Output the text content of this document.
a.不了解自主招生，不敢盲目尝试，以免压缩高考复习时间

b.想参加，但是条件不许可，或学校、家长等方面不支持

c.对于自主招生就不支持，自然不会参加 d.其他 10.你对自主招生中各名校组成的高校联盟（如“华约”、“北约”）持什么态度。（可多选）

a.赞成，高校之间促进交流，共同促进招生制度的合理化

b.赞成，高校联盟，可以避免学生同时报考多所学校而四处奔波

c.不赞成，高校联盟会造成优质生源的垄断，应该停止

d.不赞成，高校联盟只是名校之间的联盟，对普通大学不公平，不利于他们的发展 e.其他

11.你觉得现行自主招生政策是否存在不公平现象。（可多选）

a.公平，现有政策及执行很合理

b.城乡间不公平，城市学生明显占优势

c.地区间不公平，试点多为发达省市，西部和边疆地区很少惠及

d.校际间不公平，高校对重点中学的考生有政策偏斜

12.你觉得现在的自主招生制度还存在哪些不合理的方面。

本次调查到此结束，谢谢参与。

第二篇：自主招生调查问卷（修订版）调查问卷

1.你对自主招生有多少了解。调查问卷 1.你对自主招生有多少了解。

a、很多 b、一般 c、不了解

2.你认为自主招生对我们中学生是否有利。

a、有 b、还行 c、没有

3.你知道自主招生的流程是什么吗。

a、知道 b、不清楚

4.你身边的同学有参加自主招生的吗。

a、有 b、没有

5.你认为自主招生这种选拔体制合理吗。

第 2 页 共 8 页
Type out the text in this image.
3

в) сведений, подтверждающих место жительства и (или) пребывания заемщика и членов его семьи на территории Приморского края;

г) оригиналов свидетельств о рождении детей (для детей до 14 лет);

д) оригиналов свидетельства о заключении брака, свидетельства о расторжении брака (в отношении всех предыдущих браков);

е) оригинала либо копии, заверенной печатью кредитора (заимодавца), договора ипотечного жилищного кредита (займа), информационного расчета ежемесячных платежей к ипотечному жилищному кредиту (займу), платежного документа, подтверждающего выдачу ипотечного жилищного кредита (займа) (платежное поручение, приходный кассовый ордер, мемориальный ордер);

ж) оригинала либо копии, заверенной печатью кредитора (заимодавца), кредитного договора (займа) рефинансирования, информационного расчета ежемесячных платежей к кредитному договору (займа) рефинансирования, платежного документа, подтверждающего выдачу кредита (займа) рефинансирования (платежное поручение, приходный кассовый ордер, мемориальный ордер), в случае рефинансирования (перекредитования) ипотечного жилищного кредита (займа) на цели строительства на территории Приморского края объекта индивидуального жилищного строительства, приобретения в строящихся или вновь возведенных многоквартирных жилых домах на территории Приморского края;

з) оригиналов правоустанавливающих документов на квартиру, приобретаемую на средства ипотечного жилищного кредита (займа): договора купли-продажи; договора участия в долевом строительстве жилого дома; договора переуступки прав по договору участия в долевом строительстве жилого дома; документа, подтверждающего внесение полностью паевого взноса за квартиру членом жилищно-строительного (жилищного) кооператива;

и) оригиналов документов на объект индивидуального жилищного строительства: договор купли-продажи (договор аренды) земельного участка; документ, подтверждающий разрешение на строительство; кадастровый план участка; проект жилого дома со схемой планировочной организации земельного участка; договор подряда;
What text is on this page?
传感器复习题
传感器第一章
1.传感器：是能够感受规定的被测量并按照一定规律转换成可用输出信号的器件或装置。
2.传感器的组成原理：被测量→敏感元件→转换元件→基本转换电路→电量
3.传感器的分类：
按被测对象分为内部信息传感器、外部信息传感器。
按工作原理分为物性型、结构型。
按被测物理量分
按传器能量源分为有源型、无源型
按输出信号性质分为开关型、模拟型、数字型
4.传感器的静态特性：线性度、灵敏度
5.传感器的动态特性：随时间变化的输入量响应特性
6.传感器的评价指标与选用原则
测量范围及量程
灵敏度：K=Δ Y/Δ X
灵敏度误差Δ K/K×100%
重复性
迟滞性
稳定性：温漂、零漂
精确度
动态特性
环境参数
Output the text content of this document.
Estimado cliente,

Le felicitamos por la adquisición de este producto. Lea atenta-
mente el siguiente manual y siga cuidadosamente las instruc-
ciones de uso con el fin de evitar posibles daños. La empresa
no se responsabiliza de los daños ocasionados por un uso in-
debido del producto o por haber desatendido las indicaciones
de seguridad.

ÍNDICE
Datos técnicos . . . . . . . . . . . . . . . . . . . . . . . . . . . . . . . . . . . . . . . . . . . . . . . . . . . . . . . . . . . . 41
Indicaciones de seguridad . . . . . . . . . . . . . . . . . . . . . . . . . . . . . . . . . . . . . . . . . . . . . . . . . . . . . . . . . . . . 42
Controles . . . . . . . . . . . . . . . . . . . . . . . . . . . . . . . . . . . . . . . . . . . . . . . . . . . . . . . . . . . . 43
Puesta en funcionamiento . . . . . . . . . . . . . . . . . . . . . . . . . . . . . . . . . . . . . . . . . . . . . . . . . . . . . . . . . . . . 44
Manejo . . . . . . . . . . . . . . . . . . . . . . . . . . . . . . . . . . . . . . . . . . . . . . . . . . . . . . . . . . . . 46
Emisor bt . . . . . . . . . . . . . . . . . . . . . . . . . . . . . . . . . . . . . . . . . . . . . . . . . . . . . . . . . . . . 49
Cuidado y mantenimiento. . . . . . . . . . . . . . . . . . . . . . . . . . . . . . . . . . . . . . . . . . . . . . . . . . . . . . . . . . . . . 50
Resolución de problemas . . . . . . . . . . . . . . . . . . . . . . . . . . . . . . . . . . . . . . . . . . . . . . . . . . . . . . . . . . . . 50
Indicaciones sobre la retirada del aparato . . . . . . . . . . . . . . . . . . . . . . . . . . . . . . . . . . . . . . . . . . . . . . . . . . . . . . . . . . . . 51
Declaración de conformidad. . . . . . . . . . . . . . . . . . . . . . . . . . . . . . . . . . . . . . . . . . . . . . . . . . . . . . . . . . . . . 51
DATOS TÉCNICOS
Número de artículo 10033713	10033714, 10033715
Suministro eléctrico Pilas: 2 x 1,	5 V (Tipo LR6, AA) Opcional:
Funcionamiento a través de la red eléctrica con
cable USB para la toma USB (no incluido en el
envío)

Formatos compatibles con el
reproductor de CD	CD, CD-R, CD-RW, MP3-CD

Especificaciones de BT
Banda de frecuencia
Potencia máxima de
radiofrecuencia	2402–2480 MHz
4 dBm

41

========

(THE EXERCISE):
Copy out each line of the data containing the string "daños".

(ANSWER FOR THIS EXERCISE):
ciones de uso con el fin de evitar posibles daños. La empresa
no se responsabiliza de los daños ocasionados por un uso in-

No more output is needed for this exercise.